→ REQUIRED TASK:
Gather every line of the entries that includes the word "Adolescenza".

[begin PROVIDED DATA]

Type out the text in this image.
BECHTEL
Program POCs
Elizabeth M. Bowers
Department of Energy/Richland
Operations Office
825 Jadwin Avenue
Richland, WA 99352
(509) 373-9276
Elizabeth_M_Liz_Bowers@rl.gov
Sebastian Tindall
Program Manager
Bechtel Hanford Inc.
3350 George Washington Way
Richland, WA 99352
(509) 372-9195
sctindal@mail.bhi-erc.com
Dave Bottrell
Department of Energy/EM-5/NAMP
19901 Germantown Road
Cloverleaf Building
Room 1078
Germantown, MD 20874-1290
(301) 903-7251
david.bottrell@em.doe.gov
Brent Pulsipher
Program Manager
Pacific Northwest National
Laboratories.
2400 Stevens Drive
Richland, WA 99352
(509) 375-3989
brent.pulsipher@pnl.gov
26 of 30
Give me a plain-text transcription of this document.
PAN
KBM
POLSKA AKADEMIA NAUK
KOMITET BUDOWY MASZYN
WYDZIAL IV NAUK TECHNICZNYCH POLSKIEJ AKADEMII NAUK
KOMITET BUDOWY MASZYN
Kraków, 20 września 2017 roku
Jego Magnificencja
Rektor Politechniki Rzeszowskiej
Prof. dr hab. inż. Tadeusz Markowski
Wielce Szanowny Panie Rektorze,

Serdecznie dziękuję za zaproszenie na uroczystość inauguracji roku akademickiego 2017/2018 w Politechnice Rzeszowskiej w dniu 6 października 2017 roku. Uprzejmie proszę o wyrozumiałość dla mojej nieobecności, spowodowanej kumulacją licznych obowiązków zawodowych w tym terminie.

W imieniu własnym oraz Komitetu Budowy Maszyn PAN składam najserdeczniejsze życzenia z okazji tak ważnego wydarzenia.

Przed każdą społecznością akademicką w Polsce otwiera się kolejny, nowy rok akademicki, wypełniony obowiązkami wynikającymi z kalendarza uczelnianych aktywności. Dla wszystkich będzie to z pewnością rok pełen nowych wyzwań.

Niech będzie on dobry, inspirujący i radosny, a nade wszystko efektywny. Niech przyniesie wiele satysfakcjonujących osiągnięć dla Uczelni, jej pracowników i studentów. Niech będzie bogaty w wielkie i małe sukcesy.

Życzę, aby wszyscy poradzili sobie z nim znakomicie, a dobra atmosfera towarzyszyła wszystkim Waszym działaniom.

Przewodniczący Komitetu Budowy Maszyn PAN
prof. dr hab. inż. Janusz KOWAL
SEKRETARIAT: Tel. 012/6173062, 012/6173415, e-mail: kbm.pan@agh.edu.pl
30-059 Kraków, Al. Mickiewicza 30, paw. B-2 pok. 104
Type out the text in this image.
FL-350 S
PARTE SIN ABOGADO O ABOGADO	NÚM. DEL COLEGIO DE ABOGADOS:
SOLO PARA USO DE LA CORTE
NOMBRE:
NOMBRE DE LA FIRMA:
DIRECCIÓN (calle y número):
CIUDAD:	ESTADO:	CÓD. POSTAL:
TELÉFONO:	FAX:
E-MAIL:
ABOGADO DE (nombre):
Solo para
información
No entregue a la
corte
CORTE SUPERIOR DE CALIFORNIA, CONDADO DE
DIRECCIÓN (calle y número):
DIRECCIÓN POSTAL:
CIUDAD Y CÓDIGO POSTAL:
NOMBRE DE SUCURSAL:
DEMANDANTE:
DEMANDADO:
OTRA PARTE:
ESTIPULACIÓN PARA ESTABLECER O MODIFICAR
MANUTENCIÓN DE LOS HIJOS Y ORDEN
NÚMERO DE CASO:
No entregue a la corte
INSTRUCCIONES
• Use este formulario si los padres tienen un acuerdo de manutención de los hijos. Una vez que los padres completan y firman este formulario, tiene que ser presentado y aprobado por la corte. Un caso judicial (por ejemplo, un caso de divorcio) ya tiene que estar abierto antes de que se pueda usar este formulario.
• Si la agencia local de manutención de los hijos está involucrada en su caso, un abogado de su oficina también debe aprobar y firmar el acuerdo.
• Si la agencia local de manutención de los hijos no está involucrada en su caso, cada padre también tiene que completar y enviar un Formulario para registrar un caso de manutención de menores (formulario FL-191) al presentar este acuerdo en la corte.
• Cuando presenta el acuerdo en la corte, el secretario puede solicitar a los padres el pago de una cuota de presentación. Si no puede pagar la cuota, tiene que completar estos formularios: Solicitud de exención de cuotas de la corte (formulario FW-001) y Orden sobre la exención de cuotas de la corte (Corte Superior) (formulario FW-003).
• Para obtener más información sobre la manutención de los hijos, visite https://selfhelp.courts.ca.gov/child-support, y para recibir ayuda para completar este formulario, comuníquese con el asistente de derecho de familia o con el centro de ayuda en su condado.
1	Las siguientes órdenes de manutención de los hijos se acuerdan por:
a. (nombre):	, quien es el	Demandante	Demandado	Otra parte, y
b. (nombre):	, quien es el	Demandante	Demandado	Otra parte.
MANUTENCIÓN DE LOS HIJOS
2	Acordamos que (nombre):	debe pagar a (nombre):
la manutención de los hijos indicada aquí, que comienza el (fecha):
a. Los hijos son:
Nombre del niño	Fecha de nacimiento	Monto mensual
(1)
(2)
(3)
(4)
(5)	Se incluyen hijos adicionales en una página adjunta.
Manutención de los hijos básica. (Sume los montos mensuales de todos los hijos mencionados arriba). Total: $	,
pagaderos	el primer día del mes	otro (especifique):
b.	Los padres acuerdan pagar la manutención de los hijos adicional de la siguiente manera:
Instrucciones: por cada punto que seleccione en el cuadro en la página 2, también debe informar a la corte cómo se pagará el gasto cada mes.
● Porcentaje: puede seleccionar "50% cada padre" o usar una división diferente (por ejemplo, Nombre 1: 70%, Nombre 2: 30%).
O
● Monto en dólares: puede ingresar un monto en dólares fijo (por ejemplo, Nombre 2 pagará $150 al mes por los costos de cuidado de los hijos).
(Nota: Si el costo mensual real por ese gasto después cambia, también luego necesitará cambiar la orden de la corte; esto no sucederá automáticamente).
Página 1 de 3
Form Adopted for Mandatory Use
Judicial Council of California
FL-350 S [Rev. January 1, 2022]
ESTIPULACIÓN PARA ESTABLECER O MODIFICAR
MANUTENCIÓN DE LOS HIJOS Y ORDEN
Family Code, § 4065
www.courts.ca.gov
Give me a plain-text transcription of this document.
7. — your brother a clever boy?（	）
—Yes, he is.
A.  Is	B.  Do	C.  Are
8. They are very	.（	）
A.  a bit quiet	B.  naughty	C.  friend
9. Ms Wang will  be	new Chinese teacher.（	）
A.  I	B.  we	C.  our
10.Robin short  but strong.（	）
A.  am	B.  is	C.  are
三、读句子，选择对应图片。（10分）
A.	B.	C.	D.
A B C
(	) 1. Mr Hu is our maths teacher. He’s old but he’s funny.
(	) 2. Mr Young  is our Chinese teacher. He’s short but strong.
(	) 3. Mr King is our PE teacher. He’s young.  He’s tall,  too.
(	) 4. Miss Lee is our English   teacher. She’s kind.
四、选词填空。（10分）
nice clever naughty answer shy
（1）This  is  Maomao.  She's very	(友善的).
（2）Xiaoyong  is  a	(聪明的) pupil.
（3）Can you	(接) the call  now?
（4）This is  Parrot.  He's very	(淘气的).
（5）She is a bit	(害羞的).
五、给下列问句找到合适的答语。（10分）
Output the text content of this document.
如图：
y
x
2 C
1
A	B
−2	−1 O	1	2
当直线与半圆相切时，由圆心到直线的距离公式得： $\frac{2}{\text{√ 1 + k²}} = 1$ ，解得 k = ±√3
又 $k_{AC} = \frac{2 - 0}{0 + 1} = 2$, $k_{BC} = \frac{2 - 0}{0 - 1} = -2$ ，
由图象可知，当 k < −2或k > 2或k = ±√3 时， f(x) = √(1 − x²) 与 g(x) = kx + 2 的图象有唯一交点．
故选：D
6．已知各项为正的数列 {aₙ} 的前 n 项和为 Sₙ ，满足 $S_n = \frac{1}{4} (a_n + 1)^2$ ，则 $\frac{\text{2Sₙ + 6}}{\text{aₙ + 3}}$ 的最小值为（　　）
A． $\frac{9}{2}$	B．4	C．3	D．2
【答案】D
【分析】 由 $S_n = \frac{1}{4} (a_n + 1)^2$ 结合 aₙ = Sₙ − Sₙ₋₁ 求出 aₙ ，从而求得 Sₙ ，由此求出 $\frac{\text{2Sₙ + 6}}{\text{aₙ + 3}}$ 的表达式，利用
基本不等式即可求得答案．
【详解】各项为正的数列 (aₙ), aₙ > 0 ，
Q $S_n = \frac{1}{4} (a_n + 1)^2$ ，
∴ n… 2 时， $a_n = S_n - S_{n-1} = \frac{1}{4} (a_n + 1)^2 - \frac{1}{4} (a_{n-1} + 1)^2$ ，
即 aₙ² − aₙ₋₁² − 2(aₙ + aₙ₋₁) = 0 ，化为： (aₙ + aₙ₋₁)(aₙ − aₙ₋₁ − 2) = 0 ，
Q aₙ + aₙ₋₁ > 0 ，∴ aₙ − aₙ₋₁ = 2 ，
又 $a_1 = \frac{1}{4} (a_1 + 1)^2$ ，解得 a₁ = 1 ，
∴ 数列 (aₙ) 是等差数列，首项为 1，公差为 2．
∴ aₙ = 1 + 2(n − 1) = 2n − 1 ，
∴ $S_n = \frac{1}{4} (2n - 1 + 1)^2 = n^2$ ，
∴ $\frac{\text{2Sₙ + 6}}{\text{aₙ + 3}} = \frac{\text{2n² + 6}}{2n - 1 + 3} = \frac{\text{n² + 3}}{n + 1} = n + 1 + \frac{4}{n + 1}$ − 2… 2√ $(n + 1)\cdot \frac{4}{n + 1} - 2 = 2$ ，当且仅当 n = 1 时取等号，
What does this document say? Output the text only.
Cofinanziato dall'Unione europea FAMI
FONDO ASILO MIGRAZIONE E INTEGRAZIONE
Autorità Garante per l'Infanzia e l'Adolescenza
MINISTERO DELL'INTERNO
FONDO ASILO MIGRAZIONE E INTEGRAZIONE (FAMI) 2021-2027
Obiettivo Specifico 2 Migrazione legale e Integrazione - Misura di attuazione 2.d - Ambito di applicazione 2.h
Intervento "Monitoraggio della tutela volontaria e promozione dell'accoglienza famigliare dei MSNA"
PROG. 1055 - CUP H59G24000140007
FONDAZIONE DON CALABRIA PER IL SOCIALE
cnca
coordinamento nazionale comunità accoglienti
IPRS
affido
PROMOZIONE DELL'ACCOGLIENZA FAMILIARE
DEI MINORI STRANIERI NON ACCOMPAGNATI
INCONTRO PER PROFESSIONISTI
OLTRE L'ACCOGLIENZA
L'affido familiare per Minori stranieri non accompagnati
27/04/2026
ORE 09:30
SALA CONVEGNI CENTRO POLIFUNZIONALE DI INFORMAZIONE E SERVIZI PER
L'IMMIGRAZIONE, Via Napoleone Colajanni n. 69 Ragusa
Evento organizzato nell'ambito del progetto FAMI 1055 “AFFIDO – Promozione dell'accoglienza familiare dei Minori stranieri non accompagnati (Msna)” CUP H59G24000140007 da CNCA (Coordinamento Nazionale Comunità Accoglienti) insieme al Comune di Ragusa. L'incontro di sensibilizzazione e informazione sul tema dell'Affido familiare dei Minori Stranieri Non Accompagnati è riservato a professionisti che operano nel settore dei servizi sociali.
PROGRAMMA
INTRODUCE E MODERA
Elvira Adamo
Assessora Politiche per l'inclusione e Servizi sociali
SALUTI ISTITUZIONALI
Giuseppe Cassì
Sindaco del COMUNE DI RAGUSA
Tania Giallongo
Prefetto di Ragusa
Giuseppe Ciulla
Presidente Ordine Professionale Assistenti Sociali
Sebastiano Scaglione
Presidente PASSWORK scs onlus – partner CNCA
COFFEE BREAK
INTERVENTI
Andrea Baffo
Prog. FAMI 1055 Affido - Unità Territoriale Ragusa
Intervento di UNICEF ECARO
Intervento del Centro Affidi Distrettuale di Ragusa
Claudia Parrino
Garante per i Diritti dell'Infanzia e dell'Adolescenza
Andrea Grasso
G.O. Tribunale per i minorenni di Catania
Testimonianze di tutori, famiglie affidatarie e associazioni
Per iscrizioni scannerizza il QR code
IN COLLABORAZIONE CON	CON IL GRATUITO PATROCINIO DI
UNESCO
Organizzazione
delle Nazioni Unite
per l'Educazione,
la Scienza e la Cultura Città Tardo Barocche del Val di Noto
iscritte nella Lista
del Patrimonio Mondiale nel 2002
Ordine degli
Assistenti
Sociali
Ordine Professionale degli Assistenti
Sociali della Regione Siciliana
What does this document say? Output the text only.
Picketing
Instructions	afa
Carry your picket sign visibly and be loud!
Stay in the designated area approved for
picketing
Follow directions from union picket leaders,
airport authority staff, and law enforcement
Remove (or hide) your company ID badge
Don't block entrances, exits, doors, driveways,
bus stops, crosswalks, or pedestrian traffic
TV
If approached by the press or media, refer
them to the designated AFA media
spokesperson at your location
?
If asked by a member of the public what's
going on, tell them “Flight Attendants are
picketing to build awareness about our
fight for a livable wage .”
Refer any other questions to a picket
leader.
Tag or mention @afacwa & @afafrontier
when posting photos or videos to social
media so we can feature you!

[end PROVIDED DATA]

→ SOLUTION:
Autorità Garante per l'Infanzia e l'Adolescenza
Garante per i Diritti dell'Infanzia e dell'Adolescenza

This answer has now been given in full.